Lines of data
__________

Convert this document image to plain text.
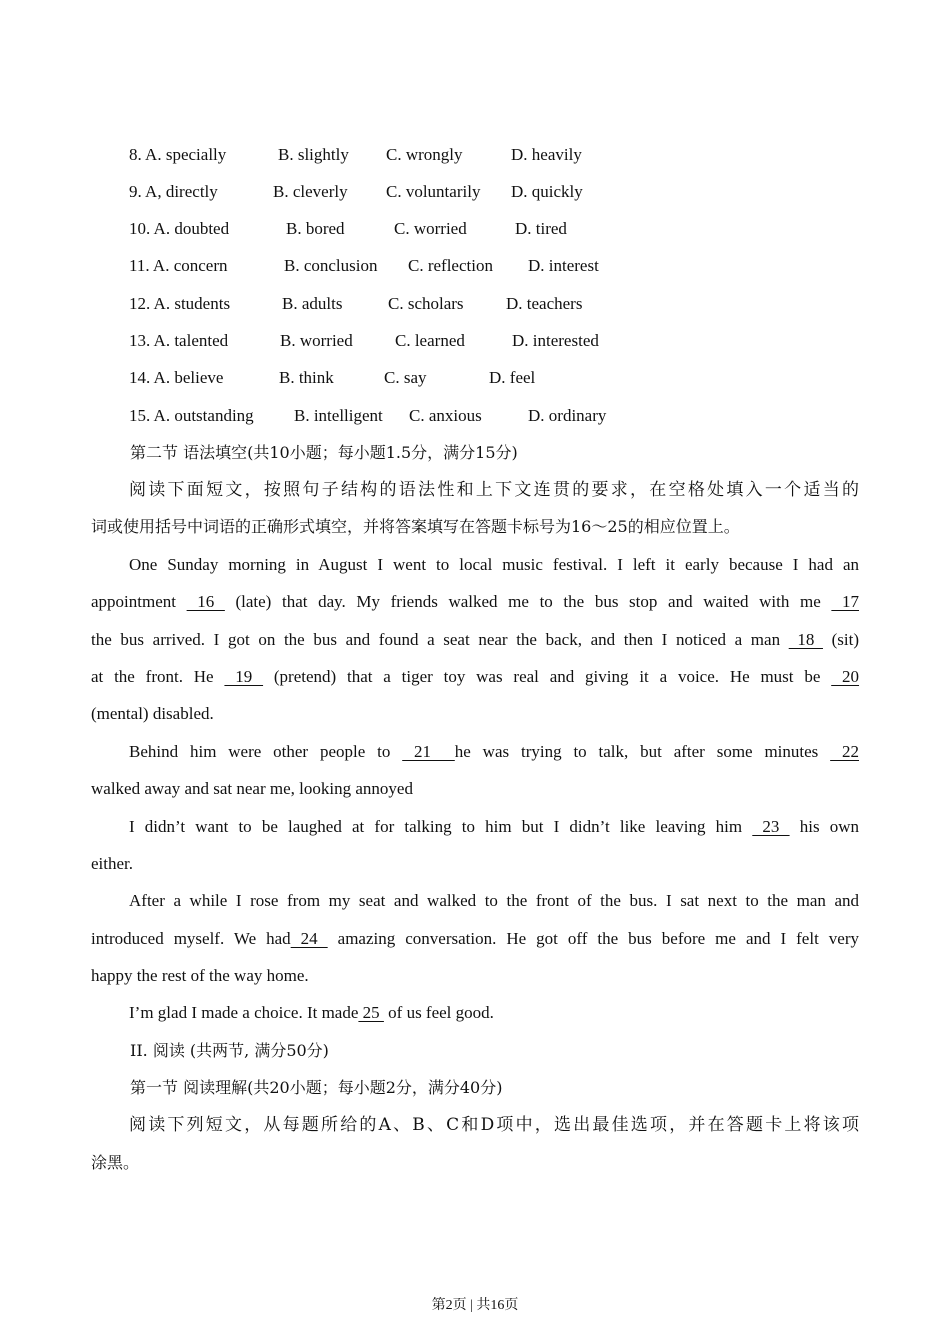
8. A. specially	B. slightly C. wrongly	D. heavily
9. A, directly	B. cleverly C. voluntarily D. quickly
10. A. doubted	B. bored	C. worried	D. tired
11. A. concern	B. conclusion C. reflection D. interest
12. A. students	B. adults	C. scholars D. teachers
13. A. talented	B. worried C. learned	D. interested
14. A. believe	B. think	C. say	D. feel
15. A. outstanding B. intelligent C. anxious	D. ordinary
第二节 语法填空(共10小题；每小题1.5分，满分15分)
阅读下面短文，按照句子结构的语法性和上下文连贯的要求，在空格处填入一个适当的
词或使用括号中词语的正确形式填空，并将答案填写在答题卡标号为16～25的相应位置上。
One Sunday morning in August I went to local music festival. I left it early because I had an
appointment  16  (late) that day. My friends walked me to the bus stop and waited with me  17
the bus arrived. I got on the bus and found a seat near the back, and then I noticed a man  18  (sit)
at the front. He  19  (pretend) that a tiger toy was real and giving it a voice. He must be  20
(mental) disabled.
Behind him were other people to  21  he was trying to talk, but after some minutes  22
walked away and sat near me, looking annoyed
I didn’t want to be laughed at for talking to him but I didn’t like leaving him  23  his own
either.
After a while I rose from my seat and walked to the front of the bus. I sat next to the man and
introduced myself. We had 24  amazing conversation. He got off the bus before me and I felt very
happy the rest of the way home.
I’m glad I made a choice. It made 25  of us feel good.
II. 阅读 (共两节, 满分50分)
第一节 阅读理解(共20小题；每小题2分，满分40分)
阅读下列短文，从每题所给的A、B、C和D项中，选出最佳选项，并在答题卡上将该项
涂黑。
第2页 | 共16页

__________

▸ **What you should do**: Produce an exact copy of each line of data, skipping embedded images.

▸ **Solved problem**:
Convert this document image to plain text.
8. A. specially	B. slightly C. wrongly	D. heavily
9. A, directly	B. cleverly C. voluntarily D. quickly
10. A. doubted	B. bored	C. worried	D. tired
11. A. concern	B. conclusion C. reflection D. interest
12. A. students	B. adults	C. scholars D. teachers
13. A. talented	B. worried C. learned	D. interested
14. A. believe	B. think	C. say	D. feel
15. A. outstanding B. intelligent C. anxious	D. ordinary
第二节 语法填空(共10小题；每小题1.5分，满分15分)
阅读下面短文，按照句子结构的语法性和上下文连贯的要求，在空格处填入一个适当的
词或使用括号中词语的正确形式填空，并将答案填写在答题卡标号为16～25的相应位置上。
One Sunday morning in August I went to local music festival. I left it early because I had an
appointment  16  (late) that day. My friends walked me to the bus stop and waited with me  17
the bus arrived. I got on the bus and found a seat near the back, and then I noticed a man  18  (sit)
at the front. He  19  (pretend) that a tiger toy was real and giving it a voice. He must be  20
(mental) disabled.
Behind him were other people to  21  he was trying to talk, but after some minutes  22
walked away and sat near me, looking annoyed
I didn’t want to be laughed at for talking to him but I didn’t like leaving him  23  his own
either.
After a while I rose from my seat and walked to the front of the bus. I sat next to the man and
introduced myself. We had 24  amazing conversation. He got off the bus before me and I felt very
happy the rest of the way home.
I’m glad I made a choice. It made 25  of us feel good.
II. 阅读 (共两节, 满分50分)
第一节 阅读理解(共20小题；每小题2分，满分40分)
阅读下列短文，从每题所给的A、B、C和D项中，选出最佳选项，并在答题卡上将该项
涂黑。
第2页 | 共16页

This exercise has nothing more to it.